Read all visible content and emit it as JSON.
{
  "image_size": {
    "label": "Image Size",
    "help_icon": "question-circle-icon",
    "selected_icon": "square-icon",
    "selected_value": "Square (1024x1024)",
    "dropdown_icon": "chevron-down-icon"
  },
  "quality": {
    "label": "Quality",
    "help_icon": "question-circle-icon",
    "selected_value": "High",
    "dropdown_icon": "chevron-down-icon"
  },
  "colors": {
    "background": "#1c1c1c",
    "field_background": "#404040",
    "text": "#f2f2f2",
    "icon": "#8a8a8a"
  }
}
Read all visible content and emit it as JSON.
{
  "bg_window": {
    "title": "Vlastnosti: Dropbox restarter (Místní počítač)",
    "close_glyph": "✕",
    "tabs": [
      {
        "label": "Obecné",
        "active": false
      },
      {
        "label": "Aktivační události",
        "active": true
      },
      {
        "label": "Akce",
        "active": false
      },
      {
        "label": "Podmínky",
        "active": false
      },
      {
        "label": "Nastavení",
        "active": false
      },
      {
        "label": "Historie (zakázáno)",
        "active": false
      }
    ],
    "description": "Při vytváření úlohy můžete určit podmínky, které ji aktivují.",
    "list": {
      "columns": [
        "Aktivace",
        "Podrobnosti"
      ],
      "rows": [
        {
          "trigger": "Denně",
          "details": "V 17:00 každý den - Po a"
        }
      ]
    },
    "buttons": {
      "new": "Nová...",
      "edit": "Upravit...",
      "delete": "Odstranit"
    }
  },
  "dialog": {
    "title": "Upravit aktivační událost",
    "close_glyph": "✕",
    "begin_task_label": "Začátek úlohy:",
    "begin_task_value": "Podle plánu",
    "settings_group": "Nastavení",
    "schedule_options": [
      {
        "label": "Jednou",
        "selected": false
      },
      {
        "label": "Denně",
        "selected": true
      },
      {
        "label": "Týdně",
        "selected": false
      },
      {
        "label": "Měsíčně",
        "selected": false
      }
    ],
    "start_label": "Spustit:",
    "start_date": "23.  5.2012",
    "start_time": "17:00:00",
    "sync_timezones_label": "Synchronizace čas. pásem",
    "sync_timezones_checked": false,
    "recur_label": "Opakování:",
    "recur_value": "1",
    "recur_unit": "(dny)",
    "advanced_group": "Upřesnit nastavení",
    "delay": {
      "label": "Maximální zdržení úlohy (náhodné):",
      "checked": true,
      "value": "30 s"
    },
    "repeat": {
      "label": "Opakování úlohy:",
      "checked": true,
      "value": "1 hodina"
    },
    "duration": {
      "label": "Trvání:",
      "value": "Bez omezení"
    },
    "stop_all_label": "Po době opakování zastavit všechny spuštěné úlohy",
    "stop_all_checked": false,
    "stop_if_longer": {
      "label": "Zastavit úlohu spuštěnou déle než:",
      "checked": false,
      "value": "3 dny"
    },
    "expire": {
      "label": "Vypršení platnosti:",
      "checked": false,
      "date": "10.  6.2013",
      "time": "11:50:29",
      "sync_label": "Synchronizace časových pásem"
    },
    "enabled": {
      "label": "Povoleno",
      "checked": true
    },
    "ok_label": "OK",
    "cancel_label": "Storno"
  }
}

========================

**EXERCISE BRIEF:**
Extract every line above exactly as it stands.

**REPLY:**
Read all visible content and emit it as JSON.
{
  "image_size": {
    "label": "Image Size",
    "help_icon": "question-circle-icon",
    "selected_icon": "square-icon",
    "selected_value": "Square (1024x1024)",
    "dropdown_icon": "chevron-down-icon"
  },
  "quality": {
    "label": "Quality",
    "help_icon": "question-circle-icon",
    "selected_value": "High",
    "dropdown_icon": "chevron-down-icon"
  },
  "colors": {
    "background": "#1c1c1c",
    "field_background": "#404040",
    "text": "#f2f2f2",
    "icon": "#8a8a8a"
  }
}
Read all visible content and emit it as JSON.
{
  "bg_window": {
    "title": "Vlastnosti: Dropbox restarter (Místní počítač)",
    "close_glyph": "✕",
    "tabs": [
      {
        "label": "Obecné",
        "active": false
      },
      {
        "label": "Aktivační události",
        "active": true
      },
      {
        "label": "Akce",
        "active": false
      },
      {
        "label": "Podmínky",
        "active": false
      },
      {
        "label": "Nastavení",
        "active": false
      },
      {
        "label": "Historie (zakázáno)",
        "active": false
      }
    ],
    "description": "Při vytváření úlohy můžete určit podmínky, které ji aktivují.",
    "list": {
      "columns": [
        "Aktivace",
        "Podrobnosti"
      ],
      "rows": [
        {
          "trigger": "Denně",
          "details": "V 17:00 každý den - Po a"
        }
      ]
    },
    "buttons": {
      "new": "Nová...",
      "edit": "Upravit...",
      "delete": "Odstranit"
    }
  },
  "dialog": {
    "title": "Upravit aktivační událost",
    "close_glyph": "✕",
    "begin_task_label": "Začátek úlohy:",
    "begin_task_value": "Podle plánu",
    "settings_group": "Nastavení",
    "schedule_options": [
      {
        "label": "Jednou",
        "selected": false
      },
      {
        "label": "Denně",
        "selected": true
      },
      {
        "label": "Týdně",
        "selected": false
      },
      {
        "label": "Měsíčně",
        "selected": false
      }
    ],
    "start_label": "Spustit:",
    "start_date": "23.  5.2012",
    "start_time": "17:00:00",
    "sync_timezones_label": "Synchronizace čas. pásem",
    "sync_timezones_checked": false,
    "recur_label": "Opakování:",
    "recur_value": "1",
    "recur_unit": "(dny)",
    "advanced_group": "Upřesnit nastavení",
    "delay": {
      "label": "Maximální zdržení úlohy (náhodné):",
      "checked": true,
      "value": "30 s"
    },
    "repeat": {
      "label": "Opakování úlohy:",
      "checked": true,
      "value": "1 hodina"
    },
    "duration": {
      "label": "Trvání:",
      "value": "Bez omezení"
    },
    "stop_all_label": "Po době opakování zastavit všechny spuštěné úlohy",
    "stop_all_checked": false,
    "stop_if_longer": {
      "label": "Zastavit úlohu spuštěnou déle než:",
      "checked": false,
      "value": "3 dny"
    },
    "expire": {
      "label": "Vypršení platnosti:",
      "checked": false,
      "date": "10.  6.2013",
      "time": "11:50:29",
      "sync_label": "Synchronizace časových pásem"
    },
    "enabled": {
      "label": "Povoleno",
      "checked": true
    },
    "ok_label": "OK",
    "cancel_label": "Storno"
  }
}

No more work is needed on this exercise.